▶ _Exercise directions_:
Retype each line of the material exactly, please, skipping any picture in it.

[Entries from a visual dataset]

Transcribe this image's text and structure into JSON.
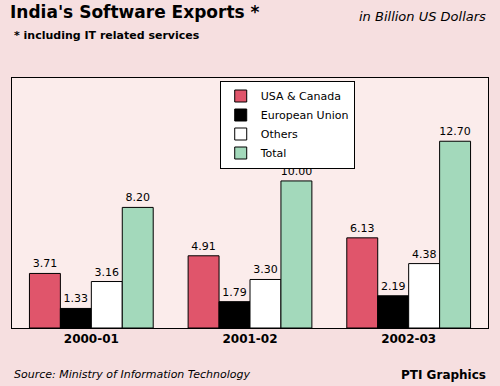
{
  "chart_data": {
    "type": "bar",
    "title": "India's Software Exports *",
    "subtitle": "* including IT related services",
    "annotations": [
      "in Billion US Dollars",
      "Source: Ministry of Information Technology",
      "PTI Graphics"
    ],
    "categories": [
      "2000-01",
      "2001-02",
      "2002-03"
    ],
    "series": [
      {
        "name": "USA & Canada",
        "color": "#e0556b",
        "values": [
          3.71,
          4.91,
          6.13
        ],
        "value_labels": [
          "3.71",
          "4.91",
          "6.13"
        ]
      },
      {
        "name": "European Union",
        "color": "#000000",
        "values": [
          1.33,
          1.79,
          2.19
        ],
        "value_labels": [
          "1.33",
          "1.79",
          "2.19"
        ]
      },
      {
        "name": "Others",
        "color": "#ffffff",
        "values": [
          3.16,
          3.3,
          4.38
        ],
        "value_labels": [
          "3.16",
          "3.30",
          "4.38"
        ]
      },
      {
        "name": "Total",
        "color": "#a3d9bb",
        "values": [
          8.2,
          10.0,
          12.7
        ],
        "value_labels": [
          "8.20",
          "10.00",
          "12.70"
        ]
      }
    ],
    "ylim": [
      0,
      17
    ],
    "data_labels": true,
    "legend": "top right",
    "tick_labels": "x",
    "grid": false
  }
}
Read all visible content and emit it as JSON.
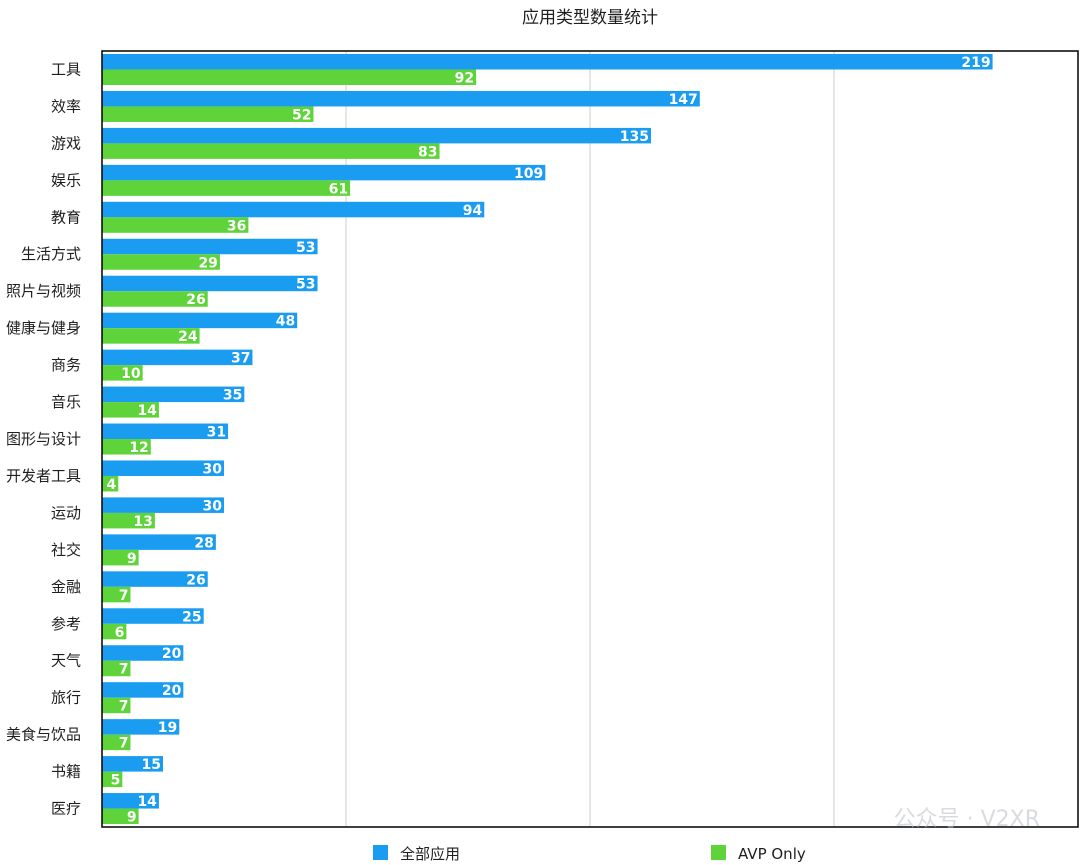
{
  "chart_data": {
    "type": "bar",
    "orientation": "horizontal",
    "title": "应用类型数量统计",
    "categories": [
      "工具",
      "效率",
      "游戏",
      "娱乐",
      "教育",
      "生活方式",
      "照片与视频",
      "健康与健身",
      "商务",
      "音乐",
      "图形与设计",
      "开发者工具",
      "运动",
      "社交",
      "金融",
      "参考",
      "天气",
      "旅行",
      "美食与饮品",
      "书籍",
      "医疗"
    ],
    "series": [
      {
        "name": "全部应用",
        "color": "#1a9cf0",
        "values": [
          219,
          147,
          135,
          109,
          94,
          53,
          53,
          48,
          37,
          35,
          31,
          30,
          30,
          28,
          26,
          25,
          20,
          20,
          19,
          15,
          14
        ]
      },
      {
        "name": "AVP Only",
        "color": "#5fd43a",
        "values": [
          92,
          52,
          83,
          61,
          36,
          29,
          26,
          24,
          10,
          14,
          12,
          4,
          13,
          9,
          7,
          6,
          7,
          7,
          7,
          5,
          9
        ]
      }
    ],
    "xlim": [
      0,
      240
    ],
    "grid": true,
    "legend_position": "bottom",
    "data_labels": true
  },
  "watermark": {
    "text": "公众号 · V2XR"
  }
}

▶ _Written response_:
Transcribe this image's text and structure into JSON.
{
  "chart_data": {
    "type": "bar",
    "title": "India's Software Exports *",
    "subtitle": "* including IT related services",
    "annotations": [
      "in Billion US Dollars",
      "Source: Ministry of Information Technology",
      "PTI Graphics"
    ],
    "categories": [
      "2000-01",
      "2001-02",
      "2002-03"
    ],
    "series": [
      {
        "name": "USA & Canada",
        "color": "#e0556b",
        "values": [
          3.71,
          4.91,
          6.13
        ],
        "value_labels": [
          "3.71",
          "4.91",
          "6.13"
        ]
      },
      {
        "name": "European Union",
        "color": "#000000",
        "values": [
          1.33,
          1.79,
          2.19
        ],
        "value_labels": [
          "1.33",
          "1.79",
          "2.19"
        ]
      },
      {
        "name": "Others",
        "color": "#ffffff",
        "values": [
          3.16,
          3.3,
          4.38
        ],
        "value_labels": [
          "3.16",
          "3.30",
          "4.38"
        ]
      },
      {
        "name": "Total",
        "color": "#a3d9bb",
        "values": [
          8.2,
          10.0,
          12.7
        ],
        "value_labels": [
          "8.20",
          "10.00",
          "12.70"
        ]
      }
    ],
    "ylim": [
      0,
      17
    ],
    "data_labels": true,
    "legend": "top right",
    "tick_labels": "x",
    "grid": false
  }
}
Read all visible content and emit it as JSON.
{
  "chart_data": {
    "type": "bar",
    "orientation": "horizontal",
    "title": "应用类型数量统计",
    "categories": [
      "工具",
      "效率",
      "游戏",
      "娱乐",
      "教育",
      "生活方式",
      "照片与视频",
      "健康与健身",
      "商务",
      "音乐",
      "图形与设计",
      "开发者工具",
      "运动",
      "社交",
      "金融",
      "参考",
      "天气",
      "旅行",
      "美食与饮品",
      "书籍",
      "医疗"
    ],
    "series": [
      {
        "name": "全部应用",
        "color": "#1a9cf0",
        "values": [
          219,
          147,
          135,
          109,
          94,
          53,
          53,
          48,
          37,
          35,
          31,
          30,
          30,
          28,
          26,
          25,
          20,
          20,
          19,
          15,
          14
        ]
      },
      {
        "name": "AVP Only",
        "color": "#5fd43a",
        "values": [
          92,
          52,
          83,
          61,
          36,
          29,
          26,
          24,
          10,
          14,
          12,
          4,
          13,
          9,
          7,
          6,
          7,
          7,
          7,
          5,
          9
        ]
      }
    ],
    "xlim": [
      0,
      240
    ],
    "grid": true,
    "legend_position": "bottom",
    "data_labels": true
  },
  "watermark": {
    "text": "公众号 · V2XR"
  }
}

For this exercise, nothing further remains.